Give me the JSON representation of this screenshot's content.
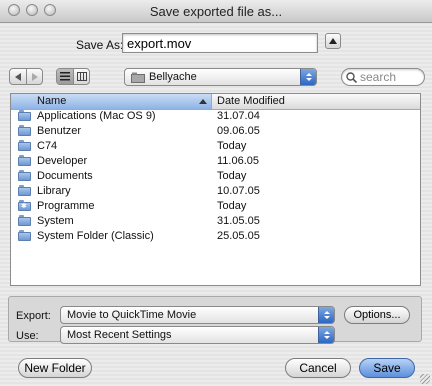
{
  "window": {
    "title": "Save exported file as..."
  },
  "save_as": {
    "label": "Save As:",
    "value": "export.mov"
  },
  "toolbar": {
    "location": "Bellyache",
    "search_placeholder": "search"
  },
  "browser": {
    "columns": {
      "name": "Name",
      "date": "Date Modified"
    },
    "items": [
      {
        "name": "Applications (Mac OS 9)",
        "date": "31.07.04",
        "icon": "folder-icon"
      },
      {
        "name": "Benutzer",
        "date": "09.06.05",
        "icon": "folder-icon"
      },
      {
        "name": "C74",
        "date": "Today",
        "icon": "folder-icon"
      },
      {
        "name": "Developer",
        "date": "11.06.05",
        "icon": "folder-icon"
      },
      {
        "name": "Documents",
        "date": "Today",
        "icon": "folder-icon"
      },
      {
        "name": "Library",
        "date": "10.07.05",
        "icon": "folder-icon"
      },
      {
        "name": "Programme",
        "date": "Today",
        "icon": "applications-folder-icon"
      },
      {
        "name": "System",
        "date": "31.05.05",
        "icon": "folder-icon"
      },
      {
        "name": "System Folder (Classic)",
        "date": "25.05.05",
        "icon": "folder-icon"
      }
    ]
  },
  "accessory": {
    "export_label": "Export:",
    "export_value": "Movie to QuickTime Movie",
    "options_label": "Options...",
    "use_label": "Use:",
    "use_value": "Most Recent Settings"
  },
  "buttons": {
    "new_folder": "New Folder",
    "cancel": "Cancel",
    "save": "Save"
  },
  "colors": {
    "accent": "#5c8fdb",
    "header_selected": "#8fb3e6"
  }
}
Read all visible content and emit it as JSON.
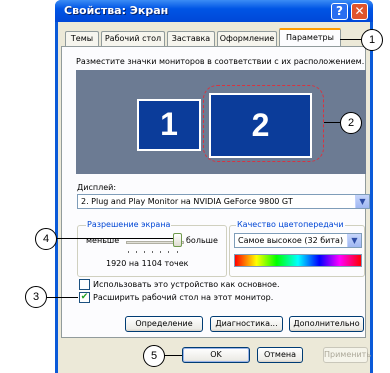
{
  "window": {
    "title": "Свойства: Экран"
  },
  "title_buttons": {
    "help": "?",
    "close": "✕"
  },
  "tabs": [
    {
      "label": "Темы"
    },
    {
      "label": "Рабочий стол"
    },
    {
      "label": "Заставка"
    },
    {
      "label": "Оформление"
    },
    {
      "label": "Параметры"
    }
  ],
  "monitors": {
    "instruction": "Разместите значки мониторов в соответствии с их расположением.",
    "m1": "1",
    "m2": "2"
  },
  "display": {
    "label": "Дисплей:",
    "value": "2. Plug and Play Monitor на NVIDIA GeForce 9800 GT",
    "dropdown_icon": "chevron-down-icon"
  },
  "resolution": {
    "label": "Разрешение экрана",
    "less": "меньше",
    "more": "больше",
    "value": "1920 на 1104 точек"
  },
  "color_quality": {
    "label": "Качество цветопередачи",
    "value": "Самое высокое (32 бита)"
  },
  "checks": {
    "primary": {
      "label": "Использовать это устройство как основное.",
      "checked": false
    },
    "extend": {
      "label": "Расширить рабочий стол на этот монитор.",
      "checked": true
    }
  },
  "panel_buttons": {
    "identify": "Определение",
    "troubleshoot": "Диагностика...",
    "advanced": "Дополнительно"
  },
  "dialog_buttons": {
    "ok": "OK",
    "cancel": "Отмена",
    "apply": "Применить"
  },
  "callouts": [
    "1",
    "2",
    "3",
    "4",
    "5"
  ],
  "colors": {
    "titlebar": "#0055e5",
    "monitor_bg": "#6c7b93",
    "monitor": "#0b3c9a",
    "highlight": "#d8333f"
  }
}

== == ==

(Written problem): From start to finish, output the listing exactly, but omit its pictures.

(Written response):
Give me the JSON representation of this screenshot's content.
{
  "window": {
    "title": "Save exported file as..."
  },
  "save_as": {
    "label": "Save As:",
    "value": "export.mov"
  },
  "toolbar": {
    "location": "Bellyache",
    "search_placeholder": "search"
  },
  "browser": {
    "columns": {
      "name": "Name",
      "date": "Date Modified"
    },
    "items": [
      {
        "name": "Applications (Mac OS 9)",
        "date": "31.07.04",
        "icon": "folder-icon"
      },
      {
        "name": "Benutzer",
        "date": "09.06.05",
        "icon": "folder-icon"
      },
      {
        "name": "C74",
        "date": "Today",
        "icon": "folder-icon"
      },
      {
        "name": "Developer",
        "date": "11.06.05",
        "icon": "folder-icon"
      },
      {
        "name": "Documents",
        "date": "Today",
        "icon": "folder-icon"
      },
      {
        "name": "Library",
        "date": "10.07.05",
        "icon": "folder-icon"
      },
      {
        "name": "Programme",
        "date": "Today",
        "icon": "applications-folder-icon"
      },
      {
        "name": "System",
        "date": "31.05.05",
        "icon": "folder-icon"
      },
      {
        "name": "System Folder (Classic)",
        "date": "25.05.05",
        "icon": "folder-icon"
      }
    ]
  },
  "accessory": {
    "export_label": "Export:",
    "export_value": "Movie to QuickTime Movie",
    "options_label": "Options...",
    "use_label": "Use:",
    "use_value": "Most Recent Settings"
  },
  "buttons": {
    "new_folder": "New Folder",
    "cancel": "Cancel",
    "save": "Save"
  },
  "colors": {
    "accent": "#5c8fdb",
    "header_selected": "#8fb3e6"
  }
}
Read all visible content and emit it as JSON.
{
  "window": {
    "title": "Свойства: Экран"
  },
  "title_buttons": {
    "help": "?",
    "close": "✕"
  },
  "tabs": [
    {
      "label": "Темы"
    },
    {
      "label": "Рабочий стол"
    },
    {
      "label": "Заставка"
    },
    {
      "label": "Оформление"
    },
    {
      "label": "Параметры"
    }
  ],
  "monitors": {
    "instruction": "Разместите значки мониторов в соответствии с их расположением.",
    "m1": "1",
    "m2": "2"
  },
  "display": {
    "label": "Дисплей:",
    "value": "2. Plug and Play Monitor на NVIDIA GeForce 9800 GT",
    "dropdown_icon": "chevron-down-icon"
  },
  "resolution": {
    "label": "Разрешение экрана",
    "less": "меньше",
    "more": "больше",
    "value": "1920 на 1104 точек"
  },
  "color_quality": {
    "label": "Качество цветопередачи",
    "value": "Самое высокое (32 бита)"
  },
  "checks": {
    "primary": {
      "label": "Использовать это устройство как основное.",
      "checked": false
    },
    "extend": {
      "label": "Расширить рабочий стол на этот монитор.",
      "checked": true
    }
  },
  "panel_buttons": {
    "identify": "Определение",
    "troubleshoot": "Диагностика...",
    "advanced": "Дополнительно"
  },
  "dialog_buttons": {
    "ok": "OK",
    "cancel": "Отмена",
    "apply": "Применить"
  },
  "callouts": [
    "1",
    "2",
    "3",
    "4",
    "5"
  ],
  "colors": {
    "titlebar": "#0055e5",
    "monitor_bg": "#6c7b93",
    "monitor": "#0b3c9a",
    "highlight": "#d8333f"
  }
}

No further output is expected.